Figure record listings:
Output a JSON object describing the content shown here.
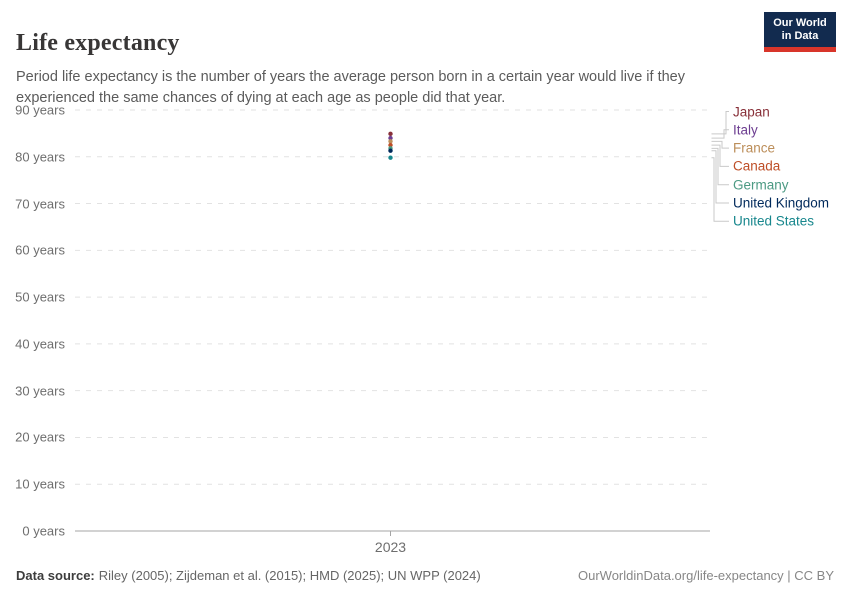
{
  "header": {
    "title": "Life expectancy",
    "subtitle": "Period life expectancy is the number of years the average person born in a certain year would live if they experienced the same chances of dying at each age as people did that year.",
    "logo": {
      "line1": "Our World",
      "line2": "in Data"
    }
  },
  "chart_data": {
    "type": "scatter",
    "title": "Life expectancy",
    "xlabel": "",
    "ylabel": "",
    "x": [
      2023
    ],
    "ylim": [
      0,
      90
    ],
    "grid": "horizontal-dashed",
    "legend_position": "right",
    "series": [
      {
        "name": "Japan",
        "color": "#883039",
        "values": [
          84.9
        ]
      },
      {
        "name": "Italy",
        "color": "#6D3E91",
        "values": [
          84.0
        ]
      },
      {
        "name": "France",
        "color": "#BC8E5A",
        "values": [
          83.3
        ]
      },
      {
        "name": "Canada",
        "color": "#BE4E27",
        "values": [
          82.5
        ]
      },
      {
        "name": "Germany",
        "color": "#4C9A83",
        "values": [
          81.8
        ]
      },
      {
        "name": "United Kingdom",
        "color": "#00295B",
        "values": [
          81.3
        ]
      },
      {
        "name": "United States",
        "color": "#18878D",
        "values": [
          79.8
        ]
      }
    ],
    "yticks": [
      {
        "value": 0,
        "label": "0 years"
      },
      {
        "value": 10,
        "label": "10 years"
      },
      {
        "value": 20,
        "label": "20 years"
      },
      {
        "value": 30,
        "label": "30 years"
      },
      {
        "value": 40,
        "label": "40 years"
      },
      {
        "value": 50,
        "label": "50 years"
      },
      {
        "value": 60,
        "label": "60 years"
      },
      {
        "value": 70,
        "label": "70 years"
      },
      {
        "value": 80,
        "label": "80 years"
      },
      {
        "value": 90,
        "label": "90 years"
      }
    ],
    "xticks": [
      {
        "value": 2023,
        "label": "2023"
      }
    ]
  },
  "footer": {
    "datasource_label": "Data source:",
    "datasource_text": "Riley (2005); Zijdeman et al. (2015); HMD (2025); UN WPP (2024)",
    "credit": "OurWorldinData.org/life-expectancy | CC BY"
  },
  "colors": {
    "logo_navy": "#122B4F",
    "logo_red": "#D8352A",
    "grid": "#E2E2E2",
    "axis": "#A5A5A5",
    "connector": "#C9C9C9",
    "muted_text": "#6E6E6E"
  }
}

**WRITTEN INSTRUCTION:** Go through the records and show every line with the string "years" in it.

**RESPONSE TO THIS TASK:**
    "subtitle": "Period life expectancy is the number of years the average person born in a certain year would live if they experienced the same chances of dying at each age as people did that year.",
        "label": "0 years"
        "label": "10 years"
        "label": "20 years"
        "label": "30 years"
        "label": "40 years"
        "label": "50 years"
        "label": "60 years"
        "label": "70 years"
        "label": "80 years"
        "label": "90 years"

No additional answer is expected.